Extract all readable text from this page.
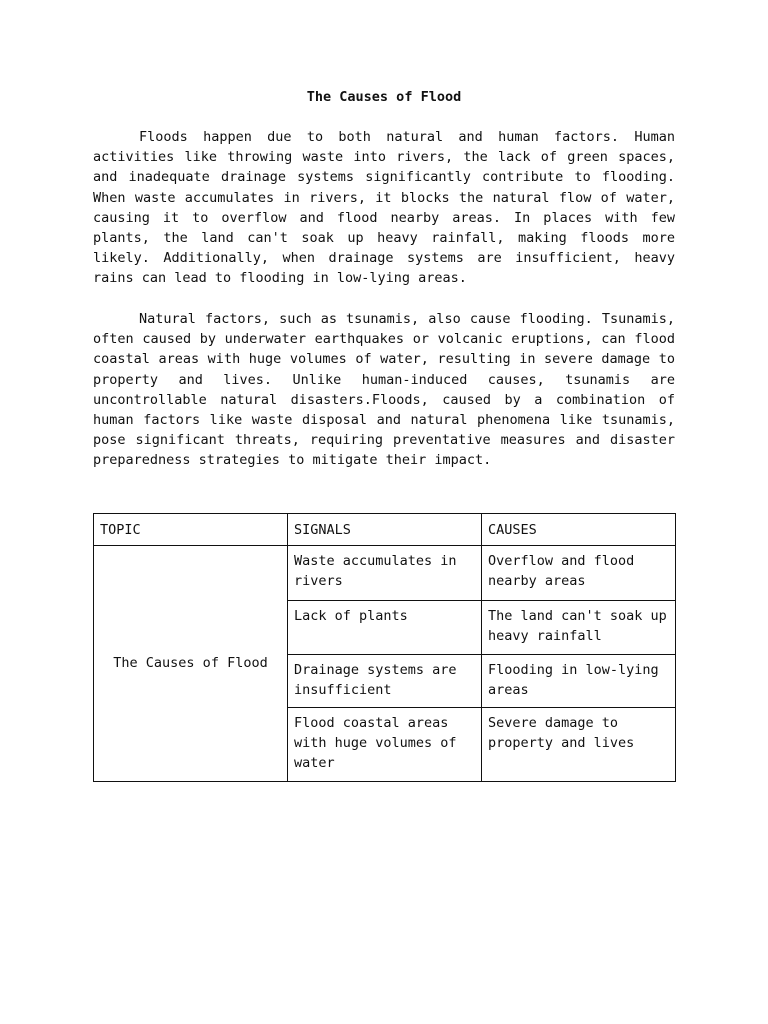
The Causes of Flood

Floods happen due to both natural and human factors. Human activities like throwing waste into rivers, the lack of green spaces, and inadequate drainage systems significantly contribute to flooding. When waste accumulates in rivers, it blocks the natural flow of water, causing it to overflow and flood nearby areas. In places with few plants, the land can't soak up heavy rainfall, making floods more likely. Additionally, when drainage systems are insufficient, heavy rains can lead to flooding in low-lying areas.

Natural factors, such as tsunamis, also cause flooding. Tsunamis, often caused by underwater earthquakes or volcanic eruptions, can flood coastal areas with huge volumes of water, resulting in severe damage to property and lives. Unlike human-induced causes, tsunamis are uncontrollable natural disasters.Floods, caused by a combination of human factors like waste disposal and natural phenomena like tsunamis, pose significant threats, requiring preventative measures and disaster preparedness strategies to mitigate their impact.

TOPIC	SIGNALS	CAUSES
The Causes of Flood	Waste accumulates in rivers	Overflow and flood nearby areas
	Lack of plants	The land can't soak up heavy rainfall
	Drainage systems are insufficient	Flooding in low-lying areas
	Flood coastal areas with huge volumes of water	Severe damage to property and lives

────

▸ **PROBLEM DESCRIPTION**:
Except for the pictures, copy every line of the records above exactly.

▸ **RESULT FOR THIS TASK**:
Extract all readable text from this page.
The Causes of Flood

Floods happen due to both natural and human factors. Human activities like throwing waste into rivers, the lack of green spaces, and inadequate drainage systems significantly contribute to flooding. When waste accumulates in rivers, it blocks the natural flow of water, causing it to overflow and flood nearby areas. In places with few plants, the land can't soak up heavy rainfall, making floods more likely. Additionally, when drainage systems are insufficient, heavy rains can lead to flooding in low-lying areas.

Natural factors, such as tsunamis, also cause flooding. Tsunamis, often caused by underwater earthquakes or volcanic eruptions, can flood coastal areas with huge volumes of water, resulting in severe damage to property and lives. Unlike human-induced causes, tsunamis are uncontrollable natural disasters.Floods, caused by a combination of human factors like waste disposal and natural phenomena like tsunamis, pose significant threats, requiring preventative measures and disaster preparedness strategies to mitigate their impact.

TOPIC	SIGNALS	CAUSES
The Causes of Flood	Waste accumulates in rivers	Overflow and flood nearby areas
	Lack of plants	The land can't soak up heavy rainfall
	Drainage systems are insufficient	Flooding in low-lying areas
	Flood coastal areas with huge volumes of water	Severe damage to property and lives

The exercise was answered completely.